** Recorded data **

------------------------------------------------------------------------

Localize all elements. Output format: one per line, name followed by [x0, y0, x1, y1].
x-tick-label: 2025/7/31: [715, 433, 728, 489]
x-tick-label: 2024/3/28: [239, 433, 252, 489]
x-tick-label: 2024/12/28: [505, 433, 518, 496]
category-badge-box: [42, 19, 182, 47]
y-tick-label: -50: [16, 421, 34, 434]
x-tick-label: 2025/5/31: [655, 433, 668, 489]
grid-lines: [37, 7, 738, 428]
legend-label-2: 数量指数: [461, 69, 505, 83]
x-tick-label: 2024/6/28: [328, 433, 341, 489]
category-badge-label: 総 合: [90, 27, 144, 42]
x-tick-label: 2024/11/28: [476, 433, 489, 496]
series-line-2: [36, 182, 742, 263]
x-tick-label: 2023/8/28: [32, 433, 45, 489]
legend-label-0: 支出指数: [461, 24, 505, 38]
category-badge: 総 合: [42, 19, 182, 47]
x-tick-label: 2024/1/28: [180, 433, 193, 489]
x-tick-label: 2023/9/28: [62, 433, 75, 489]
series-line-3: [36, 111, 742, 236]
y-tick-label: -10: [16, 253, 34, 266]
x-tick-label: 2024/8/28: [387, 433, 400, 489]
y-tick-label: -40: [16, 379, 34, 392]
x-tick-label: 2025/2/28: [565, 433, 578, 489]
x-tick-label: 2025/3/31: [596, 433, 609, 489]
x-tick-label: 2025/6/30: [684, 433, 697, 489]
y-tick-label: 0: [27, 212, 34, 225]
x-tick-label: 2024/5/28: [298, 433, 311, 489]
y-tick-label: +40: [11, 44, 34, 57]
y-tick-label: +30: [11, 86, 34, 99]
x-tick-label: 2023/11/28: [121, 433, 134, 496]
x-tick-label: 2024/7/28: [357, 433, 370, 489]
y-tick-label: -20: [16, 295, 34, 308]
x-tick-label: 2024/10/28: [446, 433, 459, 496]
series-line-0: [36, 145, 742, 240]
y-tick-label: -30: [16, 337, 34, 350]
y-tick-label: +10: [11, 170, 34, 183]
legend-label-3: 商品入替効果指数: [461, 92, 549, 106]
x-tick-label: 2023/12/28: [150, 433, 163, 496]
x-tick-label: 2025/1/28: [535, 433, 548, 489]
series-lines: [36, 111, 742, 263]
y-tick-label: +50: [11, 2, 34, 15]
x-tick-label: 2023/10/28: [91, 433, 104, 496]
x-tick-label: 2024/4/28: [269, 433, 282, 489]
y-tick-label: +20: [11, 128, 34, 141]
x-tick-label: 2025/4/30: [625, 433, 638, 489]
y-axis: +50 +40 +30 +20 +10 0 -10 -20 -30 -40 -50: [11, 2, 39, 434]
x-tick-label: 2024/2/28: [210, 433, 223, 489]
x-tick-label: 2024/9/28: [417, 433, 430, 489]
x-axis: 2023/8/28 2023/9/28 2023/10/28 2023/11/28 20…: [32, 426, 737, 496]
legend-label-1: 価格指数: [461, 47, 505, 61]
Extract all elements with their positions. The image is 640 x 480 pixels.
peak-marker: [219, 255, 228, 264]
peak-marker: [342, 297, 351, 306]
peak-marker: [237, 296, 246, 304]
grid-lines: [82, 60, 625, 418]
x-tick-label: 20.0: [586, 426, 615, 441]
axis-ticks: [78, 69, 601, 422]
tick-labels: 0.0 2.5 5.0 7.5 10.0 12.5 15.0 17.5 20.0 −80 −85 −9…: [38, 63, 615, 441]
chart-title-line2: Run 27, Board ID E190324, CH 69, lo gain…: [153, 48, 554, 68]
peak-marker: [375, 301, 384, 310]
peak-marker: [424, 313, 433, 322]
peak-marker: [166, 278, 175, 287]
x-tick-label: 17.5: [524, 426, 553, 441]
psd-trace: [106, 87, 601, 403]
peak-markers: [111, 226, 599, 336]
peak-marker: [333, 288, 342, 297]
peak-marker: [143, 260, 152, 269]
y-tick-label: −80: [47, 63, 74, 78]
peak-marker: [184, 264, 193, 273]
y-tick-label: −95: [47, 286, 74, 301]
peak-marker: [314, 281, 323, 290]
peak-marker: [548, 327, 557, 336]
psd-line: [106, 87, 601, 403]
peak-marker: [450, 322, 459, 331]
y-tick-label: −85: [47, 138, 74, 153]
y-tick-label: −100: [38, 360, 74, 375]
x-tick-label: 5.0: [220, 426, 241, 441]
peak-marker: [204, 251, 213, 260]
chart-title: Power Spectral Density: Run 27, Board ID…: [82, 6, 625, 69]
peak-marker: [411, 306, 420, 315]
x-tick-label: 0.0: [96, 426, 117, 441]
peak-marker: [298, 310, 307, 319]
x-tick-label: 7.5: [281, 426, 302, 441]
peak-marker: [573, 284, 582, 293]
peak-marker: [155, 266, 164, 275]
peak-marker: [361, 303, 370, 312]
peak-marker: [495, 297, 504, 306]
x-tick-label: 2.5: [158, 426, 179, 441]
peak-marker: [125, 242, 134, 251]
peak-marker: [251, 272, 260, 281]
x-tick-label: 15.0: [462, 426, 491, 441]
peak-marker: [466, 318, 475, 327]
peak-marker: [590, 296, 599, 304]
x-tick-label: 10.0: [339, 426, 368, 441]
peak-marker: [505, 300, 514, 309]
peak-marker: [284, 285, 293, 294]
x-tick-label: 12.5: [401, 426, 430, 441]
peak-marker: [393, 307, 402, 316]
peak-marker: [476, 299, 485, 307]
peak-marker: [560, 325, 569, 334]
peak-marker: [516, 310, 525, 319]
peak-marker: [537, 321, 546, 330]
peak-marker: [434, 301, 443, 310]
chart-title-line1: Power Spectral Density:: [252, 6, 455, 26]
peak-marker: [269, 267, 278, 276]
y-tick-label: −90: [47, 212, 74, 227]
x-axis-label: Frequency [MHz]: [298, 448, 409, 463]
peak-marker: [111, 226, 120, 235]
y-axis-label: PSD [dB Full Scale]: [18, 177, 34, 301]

------------------------------------------------------------------------

** Short exercise **
Extract every line of the listing above and reproduce each one word for word, with no changes.

** In response **
Localize all elements. Output format: one per line, name followed by [x0, y0, x1, y1].
x-tick-label: 2025/7/31: [715, 433, 728, 489]
x-tick-label: 2024/3/28: [239, 433, 252, 489]
x-tick-label: 2024/12/28: [505, 433, 518, 496]
category-badge-box: [42, 19, 182, 47]
y-tick-label: -50: [16, 421, 34, 434]
x-tick-label: 2025/5/31: [655, 433, 668, 489]
grid-lines: [37, 7, 738, 428]
legend-label-2: 数量指数: [461, 69, 505, 83]
x-tick-label: 2024/6/28: [328, 433, 341, 489]
category-badge-label: 総 合: [90, 27, 144, 42]
x-tick-label: 2024/11/28: [476, 433, 489, 496]
series-line-2: [36, 182, 742, 263]
x-tick-label: 2023/8/28: [32, 433, 45, 489]
legend-label-0: 支出指数: [461, 24, 505, 38]
category-badge: 総 合: [42, 19, 182, 47]
x-tick-label: 2024/1/28: [180, 433, 193, 489]
x-tick-label: 2023/9/28: [62, 433, 75, 489]
series-line-3: [36, 111, 742, 236]
y-tick-label: -10: [16, 253, 34, 266]
x-tick-label: 2024/8/28: [387, 433, 400, 489]
y-tick-label: -40: [16, 379, 34, 392]
x-tick-label: 2025/2/28: [565, 433, 578, 489]
x-tick-label: 2025/3/31: [596, 433, 609, 489]
x-tick-label: 2025/6/30: [684, 433, 697, 489]
y-tick-label: 0: [27, 212, 34, 225]
x-tick-label: 2024/5/28: [298, 433, 311, 489]
y-tick-label: +40: [11, 44, 34, 57]
y-tick-label: +30: [11, 86, 34, 99]
x-tick-label: 2023/11/28: [121, 433, 134, 496]
x-tick-label: 2024/7/28: [357, 433, 370, 489]
y-tick-label: -20: [16, 295, 34, 308]
x-tick-label: 2024/10/28: [446, 433, 459, 496]
series-line-0: [36, 145, 742, 240]
y-tick-label: -30: [16, 337, 34, 350]
y-tick-label: +10: [11, 170, 34, 183]
legend-label-3: 商品入替効果指数: [461, 92, 549, 106]
x-tick-label: 2023/12/28: [150, 433, 163, 496]
x-tick-label: 2025/1/28: [535, 433, 548, 489]
series-lines: [36, 111, 742, 263]
y-tick-label: +50: [11, 2, 34, 15]
x-tick-label: 2023/10/28: [91, 433, 104, 496]
x-tick-label: 2024/4/28: [269, 433, 282, 489]
y-tick-label: +20: [11, 128, 34, 141]
x-tick-label: 2025/4/30: [625, 433, 638, 489]
y-axis: +50 +40 +30 +20 +10 0 -10 -20 -30 -40 -50: [11, 2, 39, 434]
x-tick-label: 2024/2/28: [210, 433, 223, 489]
x-tick-label: 2024/9/28: [417, 433, 430, 489]
x-axis: 2023/8/28 2023/9/28 2023/10/28 2023/11/28 20…: [32, 426, 737, 496]
legend-label-1: 価格指数: [461, 47, 505, 61]
Extract all elements with their positions. The image is 640 x 480 pixels.
peak-marker: [219, 255, 228, 264]
peak-marker: [342, 297, 351, 306]
peak-marker: [237, 296, 246, 304]
grid-lines: [82, 60, 625, 418]
x-tick-label: 20.0: [586, 426, 615, 441]
axis-ticks: [78, 69, 601, 422]
tick-labels: 0.0 2.5 5.0 7.5 10.0 12.5 15.0 17.5 20.0 −80 −85 −9…: [38, 63, 615, 441]
chart-title-line2: Run 27, Board ID E190324, CH 69, lo gain…: [153, 48, 554, 68]
peak-marker: [375, 301, 384, 310]
peak-marker: [424, 313, 433, 322]
peak-marker: [166, 278, 175, 287]
x-tick-label: 17.5: [524, 426, 553, 441]
psd-trace: [106, 87, 601, 403]
peak-markers: [111, 226, 599, 336]
peak-marker: [333, 288, 342, 297]
peak-marker: [143, 260, 152, 269]
y-tick-label: −80: [47, 63, 74, 78]
peak-marker: [184, 264, 193, 273]
y-tick-label: −95: [47, 286, 74, 301]
peak-marker: [314, 281, 323, 290]
peak-marker: [548, 327, 557, 336]
psd-line: [106, 87, 601, 403]
peak-marker: [450, 322, 459, 331]
y-tick-label: −85: [47, 138, 74, 153]
y-tick-label: −100: [38, 360, 74, 375]
x-tick-label: 5.0: [220, 426, 241, 441]
peak-marker: [204, 251, 213, 260]
chart-title: Power Spectral Density: Run 27, Board ID…: [82, 6, 625, 69]
peak-marker: [411, 306, 420, 315]
x-tick-label: 0.0: [96, 426, 117, 441]
peak-marker: [298, 310, 307, 319]
x-tick-label: 7.5: [281, 426, 302, 441]
peak-marker: [573, 284, 582, 293]
peak-marker: [155, 266, 164, 275]
peak-marker: [361, 303, 370, 312]
peak-marker: [495, 297, 504, 306]
x-tick-label: 2.5: [158, 426, 179, 441]
peak-marker: [125, 242, 134, 251]
peak-marker: [251, 272, 260, 281]
x-tick-label: 15.0: [462, 426, 491, 441]
peak-marker: [466, 318, 475, 327]
peak-marker: [590, 296, 599, 304]
x-tick-label: 10.0: [339, 426, 368, 441]
peak-marker: [505, 300, 514, 309]
peak-marker: [284, 285, 293, 294]
x-tick-label: 12.5: [401, 426, 430, 441]
peak-marker: [393, 307, 402, 316]
peak-marker: [476, 299, 485, 307]
peak-marker: [560, 325, 569, 334]
peak-marker: [516, 310, 525, 319]
peak-marker: [537, 321, 546, 330]
peak-marker: [434, 301, 443, 310]
chart-title-line1: Power Spectral Density:: [252, 6, 455, 26]
peak-marker: [269, 267, 278, 276]
y-tick-label: −90: [47, 212, 74, 227]
x-axis-label: Frequency [MHz]: [298, 448, 409, 463]
peak-marker: [111, 226, 120, 235]
y-axis-label: PSD [dB Full Scale]: [18, 177, 34, 301]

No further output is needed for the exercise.